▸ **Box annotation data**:
☆ ☆ ☆ ☆ ☆
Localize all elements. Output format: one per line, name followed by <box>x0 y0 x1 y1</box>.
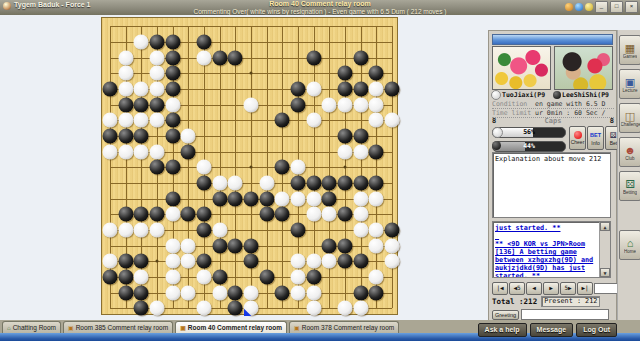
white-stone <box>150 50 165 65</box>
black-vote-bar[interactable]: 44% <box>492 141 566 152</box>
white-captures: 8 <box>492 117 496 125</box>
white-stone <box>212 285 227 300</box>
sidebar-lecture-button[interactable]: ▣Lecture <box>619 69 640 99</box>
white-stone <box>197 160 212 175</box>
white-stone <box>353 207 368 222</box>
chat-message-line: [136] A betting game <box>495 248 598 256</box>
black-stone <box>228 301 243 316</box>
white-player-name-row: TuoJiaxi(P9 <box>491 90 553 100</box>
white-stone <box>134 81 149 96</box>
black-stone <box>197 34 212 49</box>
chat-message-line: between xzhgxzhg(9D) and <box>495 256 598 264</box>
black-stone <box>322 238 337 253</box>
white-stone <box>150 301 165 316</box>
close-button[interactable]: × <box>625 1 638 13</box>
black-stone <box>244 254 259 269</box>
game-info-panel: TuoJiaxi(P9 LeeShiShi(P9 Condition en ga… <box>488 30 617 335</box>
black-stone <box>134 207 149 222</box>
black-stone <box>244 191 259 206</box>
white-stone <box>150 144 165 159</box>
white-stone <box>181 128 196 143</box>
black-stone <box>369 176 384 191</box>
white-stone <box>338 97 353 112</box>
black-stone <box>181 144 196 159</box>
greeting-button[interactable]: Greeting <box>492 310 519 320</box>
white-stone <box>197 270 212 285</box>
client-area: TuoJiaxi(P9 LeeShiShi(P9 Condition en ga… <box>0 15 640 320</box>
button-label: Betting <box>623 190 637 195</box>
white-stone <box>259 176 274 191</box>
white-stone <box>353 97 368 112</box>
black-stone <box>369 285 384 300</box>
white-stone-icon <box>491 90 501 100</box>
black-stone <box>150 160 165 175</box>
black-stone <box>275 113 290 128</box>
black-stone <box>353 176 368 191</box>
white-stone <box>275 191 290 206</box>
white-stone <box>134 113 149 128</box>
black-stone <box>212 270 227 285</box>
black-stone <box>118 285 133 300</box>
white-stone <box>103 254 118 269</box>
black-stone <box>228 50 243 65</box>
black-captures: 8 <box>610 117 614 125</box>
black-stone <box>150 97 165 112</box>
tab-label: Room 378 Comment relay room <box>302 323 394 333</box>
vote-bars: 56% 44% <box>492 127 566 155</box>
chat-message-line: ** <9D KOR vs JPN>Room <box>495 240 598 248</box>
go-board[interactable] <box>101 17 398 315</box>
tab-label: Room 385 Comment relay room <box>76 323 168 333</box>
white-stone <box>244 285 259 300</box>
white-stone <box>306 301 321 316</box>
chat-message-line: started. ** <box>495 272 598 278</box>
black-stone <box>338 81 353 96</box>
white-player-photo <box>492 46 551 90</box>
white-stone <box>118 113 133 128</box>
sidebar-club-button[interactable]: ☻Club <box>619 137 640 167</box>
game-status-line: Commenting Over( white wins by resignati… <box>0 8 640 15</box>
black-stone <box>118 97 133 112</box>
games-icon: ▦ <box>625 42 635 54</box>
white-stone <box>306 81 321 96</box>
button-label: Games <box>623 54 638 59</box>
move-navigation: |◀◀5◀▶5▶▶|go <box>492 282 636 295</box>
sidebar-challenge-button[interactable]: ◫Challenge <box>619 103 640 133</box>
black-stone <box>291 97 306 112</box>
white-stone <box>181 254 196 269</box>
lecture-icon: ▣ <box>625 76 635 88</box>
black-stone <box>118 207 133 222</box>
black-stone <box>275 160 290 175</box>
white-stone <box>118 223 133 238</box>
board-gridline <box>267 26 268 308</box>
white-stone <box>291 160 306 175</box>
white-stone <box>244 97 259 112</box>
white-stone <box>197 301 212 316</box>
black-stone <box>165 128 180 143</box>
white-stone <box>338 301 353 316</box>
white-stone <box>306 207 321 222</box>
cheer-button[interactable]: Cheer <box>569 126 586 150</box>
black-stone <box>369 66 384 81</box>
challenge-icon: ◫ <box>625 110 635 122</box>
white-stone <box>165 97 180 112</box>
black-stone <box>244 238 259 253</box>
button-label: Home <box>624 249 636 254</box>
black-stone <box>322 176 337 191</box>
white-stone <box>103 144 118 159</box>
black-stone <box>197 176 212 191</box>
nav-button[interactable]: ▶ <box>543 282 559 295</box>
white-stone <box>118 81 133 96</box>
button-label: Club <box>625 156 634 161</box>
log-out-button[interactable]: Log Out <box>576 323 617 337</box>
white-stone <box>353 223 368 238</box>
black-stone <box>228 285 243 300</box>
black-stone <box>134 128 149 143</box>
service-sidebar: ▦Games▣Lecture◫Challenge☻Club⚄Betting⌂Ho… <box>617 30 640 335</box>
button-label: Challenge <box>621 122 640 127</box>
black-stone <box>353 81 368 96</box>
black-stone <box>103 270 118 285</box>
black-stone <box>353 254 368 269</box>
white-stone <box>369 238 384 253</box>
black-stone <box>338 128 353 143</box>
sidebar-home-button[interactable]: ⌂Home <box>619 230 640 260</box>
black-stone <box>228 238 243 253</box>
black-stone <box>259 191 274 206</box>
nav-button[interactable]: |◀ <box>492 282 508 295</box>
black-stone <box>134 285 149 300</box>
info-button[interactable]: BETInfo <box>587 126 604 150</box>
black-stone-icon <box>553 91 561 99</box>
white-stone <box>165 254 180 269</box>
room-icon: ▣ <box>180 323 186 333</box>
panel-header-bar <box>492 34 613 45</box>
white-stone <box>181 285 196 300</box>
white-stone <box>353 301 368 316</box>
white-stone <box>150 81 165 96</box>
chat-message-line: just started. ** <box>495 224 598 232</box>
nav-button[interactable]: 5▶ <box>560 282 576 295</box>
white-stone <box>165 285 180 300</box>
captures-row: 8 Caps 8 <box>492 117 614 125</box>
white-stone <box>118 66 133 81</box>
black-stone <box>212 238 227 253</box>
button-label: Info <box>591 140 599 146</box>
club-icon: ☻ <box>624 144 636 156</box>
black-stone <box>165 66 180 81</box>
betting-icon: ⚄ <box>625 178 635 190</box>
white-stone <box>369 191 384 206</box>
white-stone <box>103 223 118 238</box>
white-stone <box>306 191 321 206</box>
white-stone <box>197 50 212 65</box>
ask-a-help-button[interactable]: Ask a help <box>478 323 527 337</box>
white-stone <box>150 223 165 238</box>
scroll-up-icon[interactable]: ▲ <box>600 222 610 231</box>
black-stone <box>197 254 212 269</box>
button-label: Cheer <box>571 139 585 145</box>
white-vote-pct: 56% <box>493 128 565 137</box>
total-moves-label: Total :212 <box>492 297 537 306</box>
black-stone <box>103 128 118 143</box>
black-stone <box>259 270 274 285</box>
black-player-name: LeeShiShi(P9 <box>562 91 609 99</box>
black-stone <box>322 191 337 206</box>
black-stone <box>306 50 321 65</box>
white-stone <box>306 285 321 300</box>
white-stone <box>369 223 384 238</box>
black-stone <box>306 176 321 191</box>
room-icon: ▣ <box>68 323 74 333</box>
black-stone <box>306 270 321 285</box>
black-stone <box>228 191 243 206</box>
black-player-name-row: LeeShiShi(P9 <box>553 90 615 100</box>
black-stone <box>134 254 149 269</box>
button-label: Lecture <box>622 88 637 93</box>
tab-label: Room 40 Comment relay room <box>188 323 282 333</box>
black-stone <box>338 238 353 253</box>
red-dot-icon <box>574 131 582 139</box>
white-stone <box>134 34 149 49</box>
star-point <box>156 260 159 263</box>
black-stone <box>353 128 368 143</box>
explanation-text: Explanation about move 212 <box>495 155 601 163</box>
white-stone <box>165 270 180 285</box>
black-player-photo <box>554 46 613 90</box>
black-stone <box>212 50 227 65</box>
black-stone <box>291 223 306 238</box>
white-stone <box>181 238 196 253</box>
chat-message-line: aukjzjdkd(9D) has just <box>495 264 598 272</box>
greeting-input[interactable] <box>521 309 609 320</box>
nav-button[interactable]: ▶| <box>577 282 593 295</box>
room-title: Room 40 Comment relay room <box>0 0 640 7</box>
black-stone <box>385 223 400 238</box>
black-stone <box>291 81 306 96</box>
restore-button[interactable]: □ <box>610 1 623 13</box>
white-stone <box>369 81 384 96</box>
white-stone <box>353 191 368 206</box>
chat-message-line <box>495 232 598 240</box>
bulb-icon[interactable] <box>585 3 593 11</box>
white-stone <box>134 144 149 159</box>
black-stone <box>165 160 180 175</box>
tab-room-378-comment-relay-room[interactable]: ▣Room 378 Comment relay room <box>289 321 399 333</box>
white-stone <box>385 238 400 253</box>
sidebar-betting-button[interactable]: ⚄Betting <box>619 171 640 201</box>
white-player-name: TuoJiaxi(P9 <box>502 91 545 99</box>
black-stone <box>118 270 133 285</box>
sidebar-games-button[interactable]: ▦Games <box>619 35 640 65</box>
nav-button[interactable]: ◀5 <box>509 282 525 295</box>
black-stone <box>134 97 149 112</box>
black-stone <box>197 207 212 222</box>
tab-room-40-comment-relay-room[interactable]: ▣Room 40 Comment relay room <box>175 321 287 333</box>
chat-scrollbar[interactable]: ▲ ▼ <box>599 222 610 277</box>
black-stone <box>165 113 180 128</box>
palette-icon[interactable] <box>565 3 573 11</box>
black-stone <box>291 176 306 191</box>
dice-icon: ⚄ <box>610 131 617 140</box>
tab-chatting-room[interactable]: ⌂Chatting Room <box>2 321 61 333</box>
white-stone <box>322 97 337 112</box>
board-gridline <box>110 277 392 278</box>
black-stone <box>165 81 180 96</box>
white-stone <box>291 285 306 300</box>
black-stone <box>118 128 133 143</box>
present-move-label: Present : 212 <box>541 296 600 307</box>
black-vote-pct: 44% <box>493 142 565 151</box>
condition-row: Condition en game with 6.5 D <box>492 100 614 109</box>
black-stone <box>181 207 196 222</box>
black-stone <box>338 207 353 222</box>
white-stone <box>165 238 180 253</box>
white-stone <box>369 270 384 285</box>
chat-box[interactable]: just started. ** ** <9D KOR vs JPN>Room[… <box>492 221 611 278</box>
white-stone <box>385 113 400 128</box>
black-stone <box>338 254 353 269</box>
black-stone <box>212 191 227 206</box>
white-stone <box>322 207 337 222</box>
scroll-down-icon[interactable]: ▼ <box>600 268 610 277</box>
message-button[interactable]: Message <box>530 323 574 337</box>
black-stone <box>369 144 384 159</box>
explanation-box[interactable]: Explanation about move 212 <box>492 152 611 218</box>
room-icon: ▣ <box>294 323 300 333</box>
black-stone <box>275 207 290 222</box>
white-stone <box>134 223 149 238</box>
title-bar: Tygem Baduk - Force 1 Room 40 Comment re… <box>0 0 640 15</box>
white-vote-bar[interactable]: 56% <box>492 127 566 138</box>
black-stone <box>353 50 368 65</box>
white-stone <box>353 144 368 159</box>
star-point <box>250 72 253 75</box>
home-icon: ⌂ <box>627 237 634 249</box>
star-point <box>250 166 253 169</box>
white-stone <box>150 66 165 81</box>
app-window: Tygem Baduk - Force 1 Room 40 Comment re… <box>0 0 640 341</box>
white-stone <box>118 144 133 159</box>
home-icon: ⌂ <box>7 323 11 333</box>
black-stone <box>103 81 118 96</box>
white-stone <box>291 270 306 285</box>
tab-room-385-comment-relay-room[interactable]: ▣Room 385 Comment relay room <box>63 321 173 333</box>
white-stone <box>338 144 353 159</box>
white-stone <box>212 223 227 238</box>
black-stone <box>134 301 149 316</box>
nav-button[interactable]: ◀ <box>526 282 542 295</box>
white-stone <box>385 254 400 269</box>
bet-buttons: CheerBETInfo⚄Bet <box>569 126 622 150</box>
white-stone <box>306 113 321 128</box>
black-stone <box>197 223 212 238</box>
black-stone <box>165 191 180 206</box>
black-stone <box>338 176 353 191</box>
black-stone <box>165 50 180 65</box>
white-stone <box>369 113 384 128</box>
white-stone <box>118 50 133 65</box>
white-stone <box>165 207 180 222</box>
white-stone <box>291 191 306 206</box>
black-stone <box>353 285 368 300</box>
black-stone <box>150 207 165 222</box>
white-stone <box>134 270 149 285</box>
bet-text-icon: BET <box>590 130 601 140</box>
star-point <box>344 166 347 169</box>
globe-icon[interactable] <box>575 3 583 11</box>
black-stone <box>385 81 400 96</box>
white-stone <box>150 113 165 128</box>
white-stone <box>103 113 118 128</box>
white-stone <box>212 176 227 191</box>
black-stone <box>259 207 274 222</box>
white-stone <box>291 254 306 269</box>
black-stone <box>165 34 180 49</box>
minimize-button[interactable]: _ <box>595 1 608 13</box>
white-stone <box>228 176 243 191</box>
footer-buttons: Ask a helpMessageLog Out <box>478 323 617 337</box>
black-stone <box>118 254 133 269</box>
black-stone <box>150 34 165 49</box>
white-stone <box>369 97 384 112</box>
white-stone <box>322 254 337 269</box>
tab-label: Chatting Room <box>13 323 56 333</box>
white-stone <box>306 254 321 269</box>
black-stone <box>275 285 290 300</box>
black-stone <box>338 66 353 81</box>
☆ ☆ ☆ ☆ ☆
▸ **WHAT IS EXPECTED**:
Revise the records from the line with "white-stone <box>150 50 165 65</box>" up to and including the line with "white-stone <box>150 144 165 159</box>", replacing "black-stone" with "black-piece" and leaving everything else unchanged. Return only those lines.

▸ **WRITTEN SOLUTION**:
white-stone <box>150 50 165 65</box>
black-vote-bar[interactable]: 44% <box>492 141 566 152</box>
white-captures: 8 <box>492 117 496 125</box>
white-stone <box>212 285 227 300</box>
sidebar-lecture-button[interactable]: ▣Lecture <box>619 69 640 99</box>
white-stone <box>197 160 212 175</box>
white-stone <box>353 207 368 222</box>
chat-message-line: [136] A betting game <box>495 248 598 256</box>
black-piece <box>228 301 243 316</box>
white-player-name-row: TuoJiaxi(P9 <box>491 90 553 100</box>
white-stone <box>134 81 149 96</box>
black-piece <box>197 34 212 49</box>
chat-message-line: between xzhgxzhg(9D) and <box>495 256 598 264</box>
black-piece <box>322 238 337 253</box>
white-stone <box>150 301 165 316</box>
close-button[interactable]: × <box>625 1 638 13</box>
black-piece <box>244 254 259 269</box>
game-info-panel: TuoJiaxi(P9 LeeShiShi(P9 Condition en ga… <box>488 30 617 335</box>
black-piece <box>134 207 149 222</box>
black-piece <box>244 191 259 206</box>
white-stone <box>150 144 165 159</box>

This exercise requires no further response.